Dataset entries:
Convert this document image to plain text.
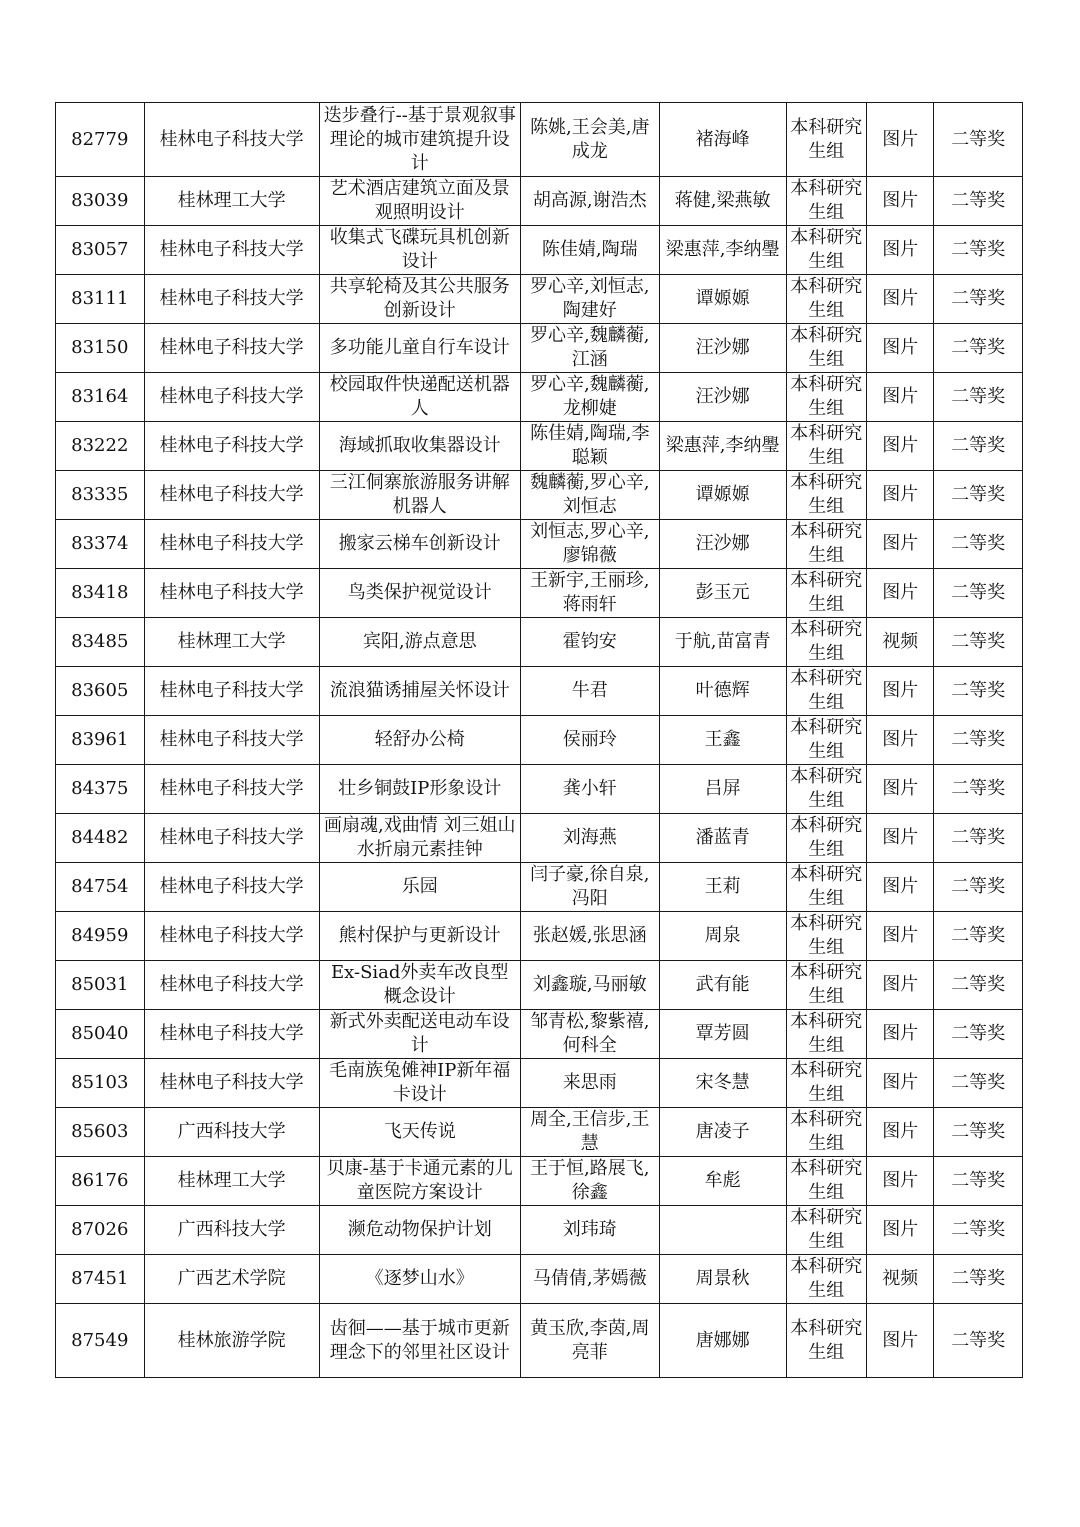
82779	桂林电子科技大学	迭步叠行--基于景观叙事理论的城市建筑提升设计	陈姚,王会美,唐成龙	褚海峰	本科研究生组	图片	二等奖
83039	桂林理工大学	艺术酒店建筑立面及景观照明设计	胡高源,谢浩杰	蒋健,梁燕敏	本科研究生组	图片	二等奖
83057	桂林电子科技大学	收集式飞碟玩具机创新设计	陈佳婧,陶瑞	梁惠萍,李纳璺	本科研究生组	图片	二等奖
83111	桂林电子科技大学	共享轮椅及其公共服务创新设计	罗心辛,刘恒志,陶建好	谭嫄嫄	本科研究生组	图片	二等奖
83150	桂林电子科技大学	多功能儿童自行车设计	罗心辛,魏麟蘅,江涵	汪沙娜	本科研究生组	图片	二等奖
83164	桂林电子科技大学	校园取件快递配送机器人	罗心辛,魏麟蘅,龙柳婕	汪沙娜	本科研究生组	图片	二等奖
83222	桂林电子科技大学	海域抓取收集器设计	陈佳婧,陶瑞,李聪颖	梁惠萍,李纳璺	本科研究生组	图片	二等奖
83335	桂林电子科技大学	三江侗寨旅游服务讲解机器人	魏麟蘅,罗心辛,刘恒志	谭嫄嫄	本科研究生组	图片	二等奖
83374	桂林电子科技大学	搬家云梯车创新设计	刘恒志,罗心辛,廖锦薇	汪沙娜	本科研究生组	图片	二等奖
83418	桂林电子科技大学	鸟类保护视觉设计	王新宇,王丽珍,蒋雨轩	彭玉元	本科研究生组	图片	二等奖
83485	桂林理工大学	宾阳,游点意思	霍钧安	于航,苗富青	本科研究生组	视频	二等奖
83605	桂林电子科技大学	流浪猫诱捕屋关怀设计	牛君	叶德辉	本科研究生组	图片	二等奖
83961	桂林电子科技大学	轻舒办公椅	侯丽玲	王鑫	本科研究生组	图片	二等奖
84375	桂林电子科技大学	壮乡铜鼓IP形象设计	龚小轩	吕屏	本科研究生组	图片	二等奖
84482	桂林电子科技大学	画扇魂,戏曲情 刘三姐山水折扇元素挂钟	刘海燕	潘蓝青	本科研究生组	图片	二等奖
84754	桂林电子科技大学	乐园	闫子豪,徐自泉,冯阳	王莉	本科研究生组	图片	二等奖
84959	桂林电子科技大学	熊村保护与更新设计	张赵媛,张思涵	周泉	本科研究生组	图片	二等奖
85031	桂林电子科技大学	Ex-Siad外卖车改良型概念设计	刘鑫璇,马丽敏	武有能	本科研究生组	图片	二等奖
85040	桂林电子科技大学	新式外卖配送电动车设计	邹青松,黎紫禧,何科全	覃芳圆	本科研究生组	图片	二等奖
85103	桂林电子科技大学	毛南族兔傩神IP新年福卡设计	来思雨	宋冬慧	本科研究生组	图片	二等奖
85603	广西科技大学	飞天传说	周全,王信步,王慧	唐凌子	本科研究生组	图片	二等奖
86176	桂林理工大学	贝康-基于卡通元素的儿童医院方案设计	王于恒,路展飞,徐鑫	牟彪	本科研究生组	图片	二等奖
87026	广西科技大学	濒危动物保护计划	刘玮琦		本科研究生组	图片	二等奖
87451	广西艺术学院	《逐梦山水》	马倩倩,茅嫣薇	周景秋	本科研究生组	视频	二等奖
87549	桂林旅游学院	齿徊——基于城市更新理念下的邻里社区设计	黄玉欣,李茵,周亮菲	唐娜娜	本科研究生组	图片	二等奖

● Requirements
Copy out each line exactly, without the pictures.

● Output
Convert this document image to plain text.
82779	桂林电子科技大学	迭步叠行--基于景观叙事理论的城市建筑提升设计	陈姚,王会美,唐成龙	褚海峰	本科研究生组	图片	二等奖
83039	桂林理工大学	艺术酒店建筑立面及景观照明设计	胡高源,谢浩杰	蒋健,梁燕敏	本科研究生组	图片	二等奖
83057	桂林电子科技大学	收集式飞碟玩具机创新设计	陈佳婧,陶瑞	梁惠萍,李纳璺	本科研究生组	图片	二等奖
83111	桂林电子科技大学	共享轮椅及其公共服务创新设计	罗心辛,刘恒志,陶建好	谭嫄嫄	本科研究生组	图片	二等奖
83150	桂林电子科技大学	多功能儿童自行车设计	罗心辛,魏麟蘅,江涵	汪沙娜	本科研究生组	图片	二等奖
83164	桂林电子科技大学	校园取件快递配送机器人	罗心辛,魏麟蘅,龙柳婕	汪沙娜	本科研究生组	图片	二等奖
83222	桂林电子科技大学	海域抓取收集器设计	陈佳婧,陶瑞,李聪颖	梁惠萍,李纳璺	本科研究生组	图片	二等奖
83335	桂林电子科技大学	三江侗寨旅游服务讲解机器人	魏麟蘅,罗心辛,刘恒志	谭嫄嫄	本科研究生组	图片	二等奖
83374	桂林电子科技大学	搬家云梯车创新设计	刘恒志,罗心辛,廖锦薇	汪沙娜	本科研究生组	图片	二等奖
83418	桂林电子科技大学	鸟类保护视觉设计	王新宇,王丽珍,蒋雨轩	彭玉元	本科研究生组	图片	二等奖
83485	桂林理工大学	宾阳,游点意思	霍钧安	于航,苗富青	本科研究生组	视频	二等奖
83605	桂林电子科技大学	流浪猫诱捕屋关怀设计	牛君	叶德辉	本科研究生组	图片	二等奖
83961	桂林电子科技大学	轻舒办公椅	侯丽玲	王鑫	本科研究生组	图片	二等奖
84375	桂林电子科技大学	壮乡铜鼓IP形象设计	龚小轩	吕屏	本科研究生组	图片	二等奖
84482	桂林电子科技大学	画扇魂,戏曲情 刘三姐山水折扇元素挂钟	刘海燕	潘蓝青	本科研究生组	图片	二等奖
84754	桂林电子科技大学	乐园	闫子豪,徐自泉,冯阳	王莉	本科研究生组	图片	二等奖
84959	桂林电子科技大学	熊村保护与更新设计	张赵媛,张思涵	周泉	本科研究生组	图片	二等奖
85031	桂林电子科技大学	Ex-Siad外卖车改良型概念设计	刘鑫璇,马丽敏	武有能	本科研究生组	图片	二等奖
85040	桂林电子科技大学	新式外卖配送电动车设计	邹青松,黎紫禧,何科全	覃芳圆	本科研究生组	图片	二等奖
85103	桂林电子科技大学	毛南族兔傩神IP新年福卡设计	来思雨	宋冬慧	本科研究生组	图片	二等奖
85603	广西科技大学	飞天传说	周全,王信步,王慧	唐凌子	本科研究生组	图片	二等奖
86176	桂林理工大学	贝康-基于卡通元素的儿童医院方案设计	王于恒,路展飞,徐鑫	牟彪	本科研究生组	图片	二等奖
87026	广西科技大学	濒危动物保护计划	刘玮琦		本科研究生组	图片	二等奖
87451	广西艺术学院	《逐梦山水》	马倩倩,茅嫣薇	周景秋	本科研究生组	视频	二等奖
87549	桂林旅游学院	齿徊——基于城市更新理念下的邻里社区设计	黄玉欣,李茵,周亮菲	唐娜娜	本科研究生组	图片	二等奖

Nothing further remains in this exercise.